* _Exercise requirements_
Take every line from the listing below that contains "social".

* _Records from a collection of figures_
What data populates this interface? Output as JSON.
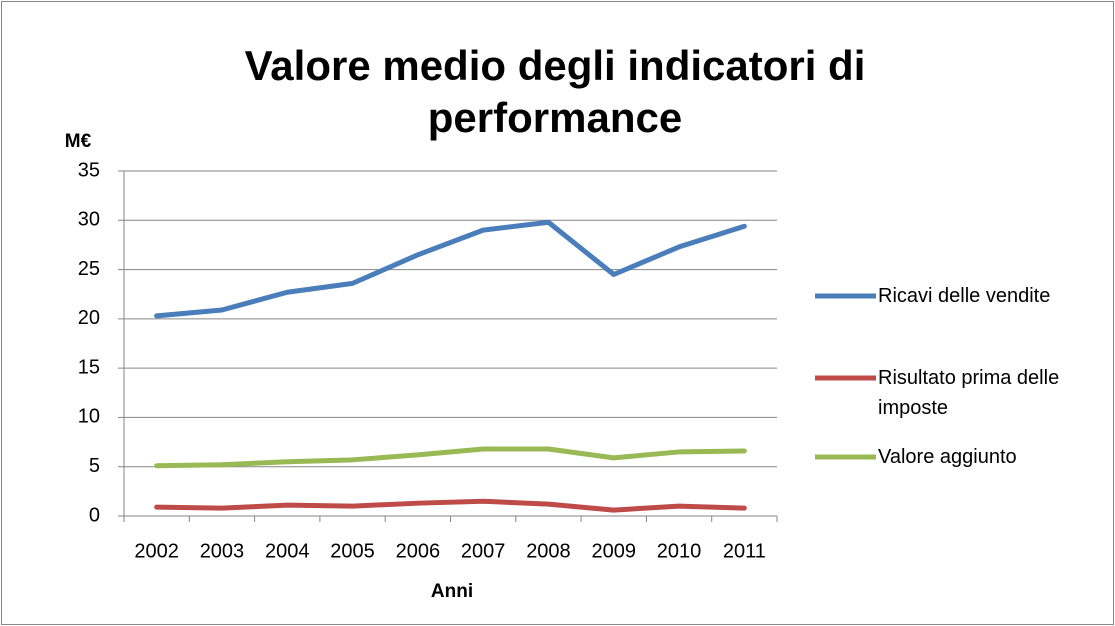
{
  "chart_data": {
    "type": "line",
    "title": "Valore medio degli indicatori di performance",
    "y_label": "M€",
    "x_label": "Anni",
    "categories": [
      "2002",
      "2003",
      "2004",
      "2005",
      "2006",
      "2007",
      "2008",
      "2009",
      "2010",
      "2011"
    ],
    "series": [
      {
        "name": "Ricavi delle vendite",
        "color": "#4a7ebb",
        "values": [
          20.3,
          20.9,
          22.7,
          23.6,
          26.5,
          29.0,
          29.8,
          24.5,
          27.3,
          29.4
        ]
      },
      {
        "name": "Risultato prima delle imposte",
        "color": "#be4b48",
        "values": [
          0.9,
          0.8,
          1.1,
          1.0,
          1.3,
          1.5,
          1.2,
          0.6,
          1.0,
          0.8
        ]
      },
      {
        "name": "Valore aggiunto",
        "color": "#98b954",
        "values": [
          5.1,
          5.2,
          5.5,
          5.7,
          6.2,
          6.8,
          6.8,
          5.9,
          6.5,
          6.6
        ]
      }
    ],
    "ylim": [
      0,
      35
    ],
    "yticks": [
      0,
      5,
      10,
      15,
      20,
      25,
      30,
      35
    ],
    "grid": true,
    "legend": "right"
  }
}
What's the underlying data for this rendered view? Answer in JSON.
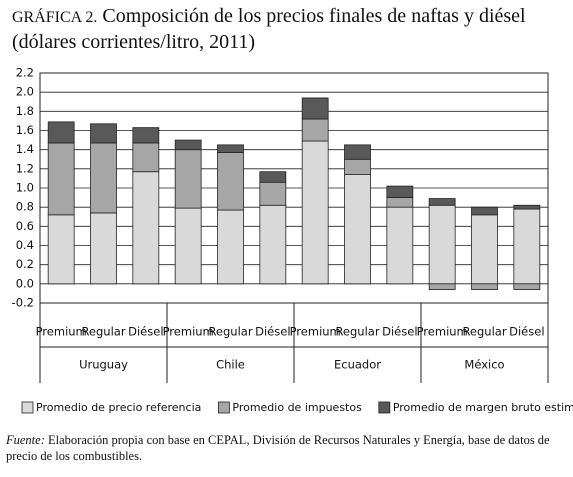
{
  "chart_data": {
    "type": "stacked-bar",
    "title_prefix": "GRÁFICA 2.",
    "title": "Composición de los precios finales de naftas y diésel (dólares corrientes/litro, 2011)",
    "groups": [
      {
        "name": "Uruguay",
        "categories": [
          "Premium",
          "Regular",
          "Diésel"
        ]
      },
      {
        "name": "Chile",
        "categories": [
          "Premium",
          "Regular",
          "Diésel"
        ]
      },
      {
        "name": "Ecuador",
        "categories": [
          "Premium",
          "Regular",
          "Diésel"
        ]
      },
      {
        "name": "México",
        "categories": [
          "Premium",
          "Regular",
          "Diésel"
        ]
      }
    ],
    "series": [
      {
        "name": "Promedio de precio referencia",
        "color": "#d9d9d9",
        "values": [
          0.72,
          0.74,
          1.17,
          0.79,
          0.77,
          0.82,
          1.49,
          1.14,
          0.8,
          0.82,
          0.72,
          0.78
        ]
      },
      {
        "name": "Promedio de impuestos",
        "color": "#a6a6a6",
        "values": [
          0.75,
          0.73,
          0.3,
          0.61,
          0.6,
          0.24,
          0.23,
          0.16,
          0.1,
          -0.06,
          -0.06,
          -0.06
        ]
      },
      {
        "name": "Promedio de margen bruto estimado",
        "color": "#595959",
        "values": [
          0.22,
          0.2,
          0.16,
          0.1,
          0.08,
          0.11,
          0.22,
          0.15,
          0.12,
          0.07,
          0.08,
          0.04
        ]
      }
    ],
    "ylim": [
      -0.2,
      2.2
    ],
    "yticks": [
      -0.2,
      {
        "value": 0,
        "label": "0.0"
      },
      0.2,
      0.4,
      0.6,
      0.8,
      {
        "value": 1,
        "label": "1.0"
      },
      1.2,
      1.4,
      1.6,
      1.8,
      {
        "value": 2,
        "label": "2.0"
      },
      2.2
    ],
    "grid": true,
    "source_label": "Fuente:",
    "source_text": "Elaboración propia con base en CEPAL, División de Recursos Naturales y Energía, base de datos de precio de los combustibles."
  }
}
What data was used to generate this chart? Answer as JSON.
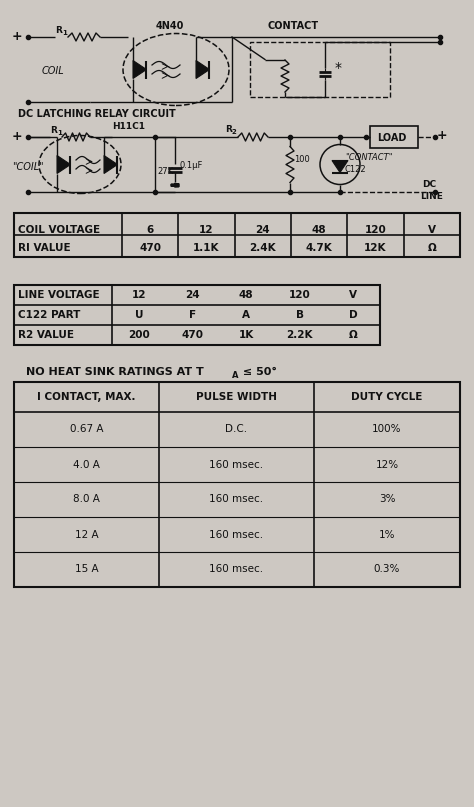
{
  "bg_color": "#cdc8c2",
  "table1": {
    "headers": [
      "COIL VOLTAGE",
      "6",
      "12",
      "24",
      "48",
      "120",
      "V"
    ],
    "row2": [
      "RI VALUE",
      "470",
      "1.1K",
      "2.4K",
      "4.7K",
      "12K",
      "Ω"
    ]
  },
  "table2": {
    "headers": [
      "LINE VOLTAGE",
      "12",
      "24",
      "48",
      "120",
      "V"
    ],
    "row2": [
      "C122 PART",
      "U",
      "F",
      "A",
      "B",
      "D"
    ],
    "row3": [
      "R2 VALUE",
      "200",
      "470",
      "1K",
      "2.2K",
      "Ω"
    ]
  },
  "table3_title": "NO HEAT SINK RATINGS AT T",
  "table3_title_sub": "A",
  "table3_title_end": " ≤ 50°",
  "table3": {
    "headers": [
      "I CONTACT, MAX.",
      "PULSE WIDTH",
      "DUTY CYCLE"
    ],
    "rows": [
      [
        "0.67 A",
        "D.C.",
        "100%"
      ],
      [
        "4.0 A",
        "160 msec.",
        "12%"
      ],
      [
        "8.0 A",
        "160 msec.",
        "3%"
      ],
      [
        "12 A",
        "160 msec.",
        "1%"
      ],
      [
        "15 A",
        "160 msec.",
        "0.3%"
      ]
    ]
  }
}
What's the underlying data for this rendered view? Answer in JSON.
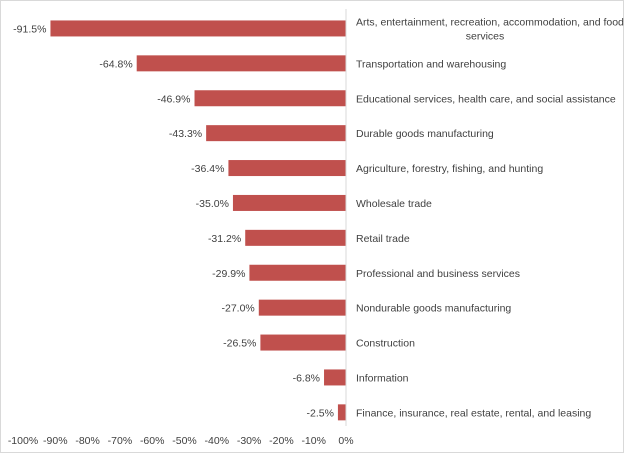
{
  "chart_data": {
    "type": "bar",
    "orientation": "horizontal",
    "categories": [
      "Arts, entertainment, recreation, accommodation, and food services",
      "Transportation and warehousing",
      "Educational services, health care, and social assistance",
      "Durable goods manufacturing",
      "Agriculture, forestry, fishing, and hunting",
      "Wholesale trade",
      "Retail trade",
      "Professional and business services",
      "Nondurable goods manufacturing",
      "Construction",
      "Information",
      "Finance, insurance, real estate, rental, and leasing"
    ],
    "category_label_lines": [
      [
        "Arts, entertainment, recreation, accommodation, and food",
        "services"
      ],
      [
        "Transportation and warehousing"
      ],
      [
        "Educational services, health care, and social assistance"
      ],
      [
        "Durable goods manufacturing"
      ],
      [
        "Agriculture, forestry, fishing, and hunting"
      ],
      [
        "Wholesale trade"
      ],
      [
        "Retail trade"
      ],
      [
        "Professional and business services"
      ],
      [
        "Nondurable goods manufacturing"
      ],
      [
        "Construction"
      ],
      [
        "Information"
      ],
      [
        "Finance, insurance, real estate, rental, and leasing"
      ]
    ],
    "values": [
      -91.5,
      -64.8,
      -46.9,
      -43.3,
      -36.4,
      -35.0,
      -31.2,
      -29.9,
      -27.0,
      -26.5,
      -6.8,
      -2.5
    ],
    "data_labels": [
      "-91.5%",
      "-64.8%",
      "-46.9%",
      "-43.3%",
      "-36.4%",
      "-35.0%",
      "-31.2%",
      "-29.9%",
      "-27.0%",
      "-26.5%",
      "-6.8%",
      "-2.5%"
    ],
    "xlim": [
      -100,
      0
    ],
    "xticks": [
      -100,
      -90,
      -80,
      -70,
      -60,
      -50,
      -40,
      -30,
      -20,
      -10,
      0
    ],
    "xtick_labels": [
      "-100%",
      "-90%",
      "-80%",
      "-70%",
      "-60%",
      "-50%",
      "-40%",
      "-30%",
      "-20%",
      "-10%",
      "0%"
    ],
    "title": "",
    "xlabel": "",
    "ylabel": "",
    "grid": false,
    "legend": "none",
    "bar_color": "#C0504D"
  }
}
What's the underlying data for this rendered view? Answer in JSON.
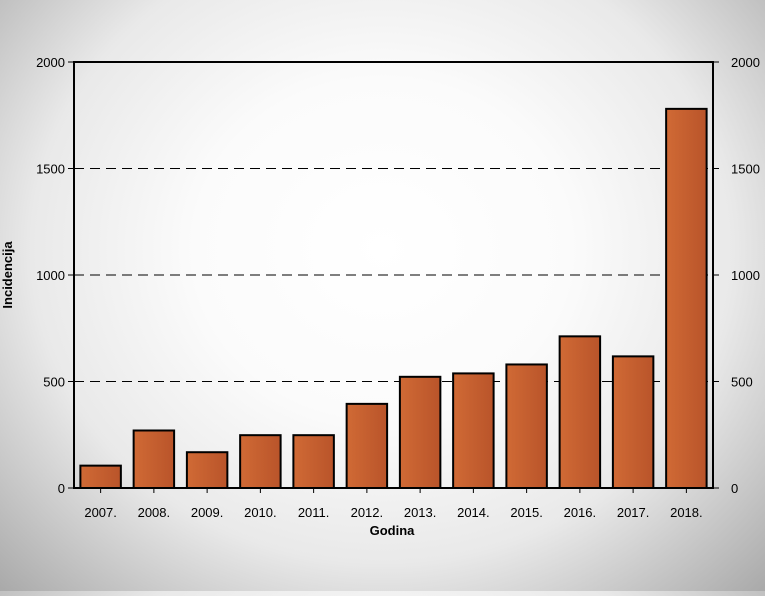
{
  "chart_data": {
    "type": "bar",
    "title": "",
    "xlabel": "Godina",
    "ylabel": "Incidencija",
    "categories": [
      "2007.",
      "2008.",
      "2009.",
      "2010.",
      "2011.",
      "2012.",
      "2013.",
      "2014.",
      "2015.",
      "2016.",
      "2017.",
      "2018."
    ],
    "values": [
      105,
      270,
      168,
      248,
      248,
      395,
      522,
      538,
      580,
      712,
      618,
      1780
    ],
    "ylim": [
      0,
      2000
    ],
    "yticks": [
      0,
      500,
      1000,
      1500,
      2000
    ],
    "right_axis_ticks": true,
    "grid": "horizontal dashed at 500, 1000, 1500",
    "legend": "none",
    "bar_color": "#c75f2c",
    "bar_edge_color": "#000000"
  }
}
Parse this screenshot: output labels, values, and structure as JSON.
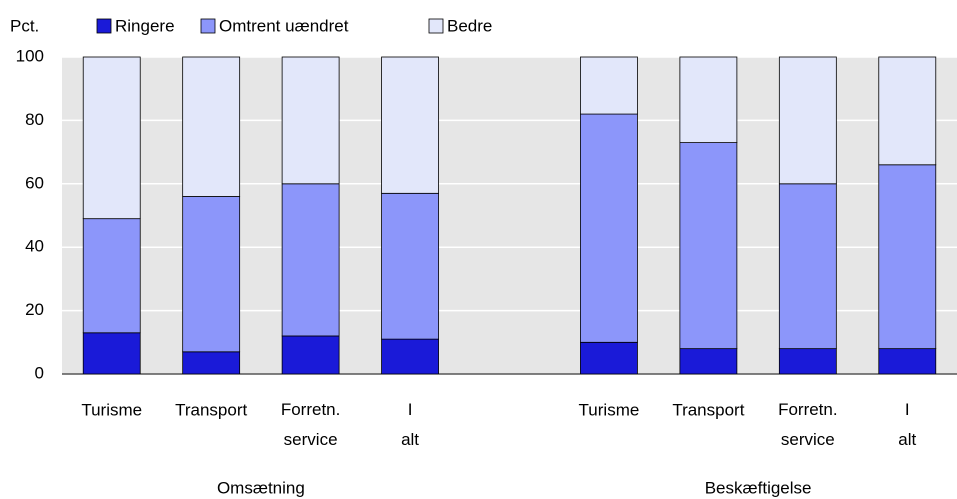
{
  "chart_data": {
    "type": "stacked_bar",
    "y_unit_label": "Pct.",
    "categories": [
      "Turisme",
      "Transport",
      "Forretn. service",
      "I alt",
      null,
      "Turisme",
      "Transport",
      "Forretn. service",
      "I alt"
    ],
    "group_labels": [
      "Omsætning",
      "Beskæftigelse"
    ],
    "series": [
      {
        "name": "Ringere",
        "color": "#1a1ad8",
        "values": [
          13,
          7,
          12,
          11,
          null,
          10,
          8,
          8,
          8
        ]
      },
      {
        "name": "Omtrent uændret",
        "color": "#8c96fa",
        "values": [
          36,
          49,
          48,
          46,
          null,
          72,
          65,
          52,
          58
        ]
      },
      {
        "name": "Bedre",
        "color": "#e2e7fa",
        "values": [
          51,
          44,
          40,
          43,
          null,
          18,
          27,
          40,
          34
        ]
      }
    ],
    "ylim": [
      0,
      100
    ],
    "yticks": [
      0,
      20,
      40,
      60,
      80,
      100
    ],
    "grid": true
  }
}
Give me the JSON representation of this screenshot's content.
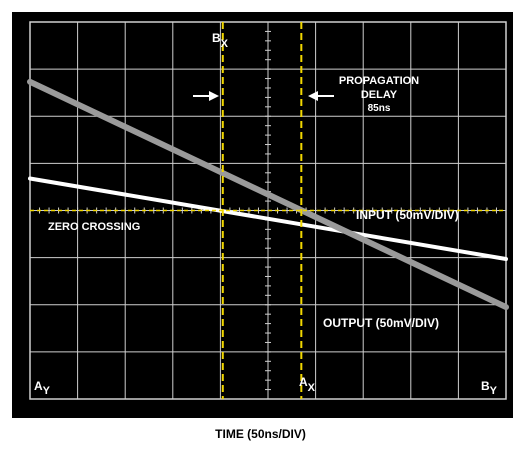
{
  "chart_data": {
    "type": "line",
    "x_unit": "div",
    "y_unit": "div",
    "xlim": [
      0,
      10
    ],
    "ylim": [
      -4,
      4
    ],
    "grid": true,
    "series": [
      {
        "name": "INPUT (50mV/DIV)",
        "color": "#ffffff",
        "x": [
          0,
          10
        ],
        "y": [
          0.68,
          -1.03
        ]
      },
      {
        "name": "OUTPUT (50mV/DIV)",
        "color": "#9a9a9a",
        "x": [
          0,
          10
        ],
        "y": [
          2.73,
          -2.05
        ]
      }
    ],
    "zero_crossing": {
      "label": "ZERO CROSSING",
      "y": 0
    },
    "cursors": [
      {
        "label_main": "B",
        "label_sub": "X",
        "x": 4.05,
        "axis": "x"
      },
      {
        "label_main": "A",
        "label_sub": "X",
        "x": 5.7,
        "axis": "x"
      }
    ],
    "corner_labels": [
      {
        "main": "A",
        "sub": "Y",
        "position": "bottom-left"
      },
      {
        "main": "B",
        "sub": "Y",
        "position": "bottom-right"
      }
    ],
    "annotation": {
      "lines": [
        "PROPAGATION",
        "DELAY",
        "85ns"
      ]
    },
    "xlabel": "TIME (50ns/DIV)",
    "colors": {
      "background": "#000000",
      "grid": "#cfcfcf",
      "cursor": "#f2d800",
      "text": "#ffffff"
    }
  }
}
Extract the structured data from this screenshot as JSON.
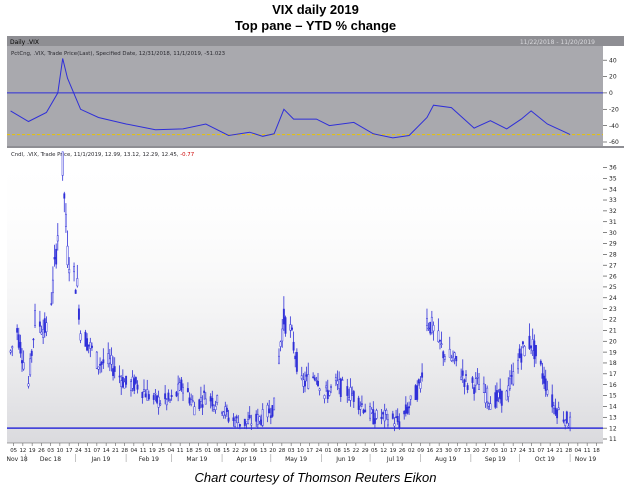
{
  "title": "VIX daily 2019",
  "subtitle": "Top pane – YTD % change",
  "credit": "Chart courtesy of Thomson Reuters Eikon",
  "colors": {
    "series": "#2f2fd8",
    "reference_line": "#2f2fd8",
    "dashed_line": "#e8c400",
    "pane_background": "#a9a9ae",
    "header_strip": "#8e8e93",
    "axis_background": "#ffffff",
    "legend_red": "#cc0000"
  },
  "header": {
    "instrument": "Daily .VIX",
    "date_range": "11/22/2018 - 11/20/2019"
  },
  "top_pane": {
    "legend_prefix": "PctCng, .VIX, Trade Price(Last), Specified Date, 12/31/2018, 11/1/2019, ",
    "legend_value": "-51.023",
    "y_ticks": [
      "40",
      "20",
      "0",
      "-20",
      "-40",
      "-60"
    ],
    "reference_value": 0,
    "dashed_value": -51,
    "ylim": [
      -60,
      50
    ]
  },
  "bottom_pane": {
    "legend_prefix": "Cndl, .VIX, Trade Price, 11/1/2019, 12.99, 13.12, 12.29, 12.45, ",
    "legend_value": "-0.77",
    "y_ticks": [
      "36",
      "35",
      "34",
      "33",
      "32",
      "31",
      "30",
      "29",
      "28",
      "27",
      "26",
      "25",
      "24",
      "23",
      "22",
      "21",
      "20",
      "19",
      "18",
      "17",
      "16",
      "15",
      "14",
      "13",
      "12",
      "11"
    ],
    "reference_value": 12,
    "ylim": [
      11,
      36.5
    ]
  },
  "x_axis": {
    "day_ticks": [
      "05",
      "12",
      "19",
      "26",
      "03",
      "10",
      "17",
      "24",
      "31",
      "07",
      "14",
      "21",
      "28",
      "04",
      "11",
      "19",
      "25",
      "04",
      "11",
      "18",
      "25",
      "01",
      "08",
      "15",
      "22",
      "29",
      "06",
      "13",
      "20",
      "28",
      "03",
      "10",
      "17",
      "24",
      "01",
      "08",
      "15",
      "22",
      "29",
      "05",
      "12",
      "19",
      "26",
      "02",
      "09",
      "16",
      "23",
      "30",
      "07",
      "13",
      "20",
      "27",
      "03",
      "10",
      "17",
      "24",
      "31",
      "07",
      "14",
      "21",
      "28",
      "04",
      "11",
      "18"
    ],
    "month_labels": [
      "Nov 18",
      "Dec 18",
      "Jan 19",
      "Feb 19",
      "Mar 19",
      "Apr 19",
      "May 19",
      "Jun 19",
      "Jul 19",
      "Aug 19",
      "Sep 19",
      "Oct 19",
      "Nov 19"
    ]
  },
  "chart_data": [
    {
      "type": "line",
      "title": "PctCng, .VIX, Trade Price(Last), Specified Date, 12/31/2018, 11/1/2019",
      "x": [
        "2018-11-22",
        "2018-12-03",
        "2018-12-14",
        "2018-12-21",
        "2018-12-24",
        "2018-12-27",
        "2019-01-04",
        "2019-01-15",
        "2019-02-01",
        "2019-02-19",
        "2019-03-08",
        "2019-03-22",
        "2019-04-05",
        "2019-04-18",
        "2019-04-26",
        "2019-05-03",
        "2019-05-09",
        "2019-05-15",
        "2019-05-29",
        "2019-06-06",
        "2019-06-21",
        "2019-07-03",
        "2019-07-15",
        "2019-07-25",
        "2019-08-05",
        "2019-08-09",
        "2019-08-20",
        "2019-09-03",
        "2019-09-13",
        "2019-09-23",
        "2019-10-02",
        "2019-10-08",
        "2019-10-18",
        "2019-10-29",
        "2019-11-01"
      ],
      "values": [
        -22,
        -35,
        -24,
        0,
        42,
        18,
        -20,
        -30,
        -38,
        -45,
        -44,
        -38,
        -52,
        -48,
        -53,
        -50,
        -20,
        -32,
        -32,
        -40,
        -36,
        -50,
        -55,
        -52,
        -30,
        -15,
        -18,
        -43,
        -34,
        -44,
        -32,
        -22,
        -38,
        -48,
        -51
      ],
      "ylim": [
        -60,
        50
      ],
      "reference_lines": [
        0,
        -51
      ]
    },
    {
      "type": "candlestick",
      "title": "Cndl, .VIX, Trade Price, 11/1/2019",
      "x": [
        "2018-11-22",
        "2018-11-26",
        "2018-12-03",
        "2018-12-07",
        "2018-12-14",
        "2018-12-18",
        "2018-12-21",
        "2018-12-24",
        "2018-12-27",
        "2019-01-02",
        "2019-01-04",
        "2019-01-08",
        "2019-01-15",
        "2019-01-22",
        "2019-02-01",
        "2019-02-08",
        "2019-02-19",
        "2019-03-01",
        "2019-03-08",
        "2019-03-15",
        "2019-03-22",
        "2019-04-01",
        "2019-04-05",
        "2019-04-12",
        "2019-04-18",
        "2019-04-26",
        "2019-05-03",
        "2019-05-07",
        "2019-05-09",
        "2019-05-13",
        "2019-05-20",
        "2019-05-29",
        "2019-06-03",
        "2019-06-10",
        "2019-06-21",
        "2019-07-03",
        "2019-07-12",
        "2019-07-19",
        "2019-07-25",
        "2019-08-01",
        "2019-08-05",
        "2019-08-09",
        "2019-08-15",
        "2019-08-23",
        "2019-08-30",
        "2019-09-06",
        "2019-09-13",
        "2019-09-23",
        "2019-10-02",
        "2019-10-08",
        "2019-10-15",
        "2019-10-22",
        "2019-11-01"
      ],
      "values": [
        19,
        21,
        16,
        22,
        21,
        25,
        30,
        36,
        28,
        25,
        21,
        20,
        18,
        18,
        16,
        16,
        14.5,
        14.5,
        16,
        14,
        15,
        14,
        13,
        12.5,
        12.5,
        13,
        14,
        20,
        22,
        21,
        16,
        17,
        15,
        16,
        15,
        13,
        13,
        12.5,
        14,
        16,
        22,
        21,
        19,
        18,
        16,
        16,
        14.5,
        15,
        19,
        20,
        17,
        14,
        12.5
      ],
      "ylim": [
        11,
        36.5
      ],
      "reference_lines": [
        12
      ]
    }
  ]
}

* _Problem solution_
      "Educational services, health care, and social assistance",
        "Educational services, health care, and social assistance"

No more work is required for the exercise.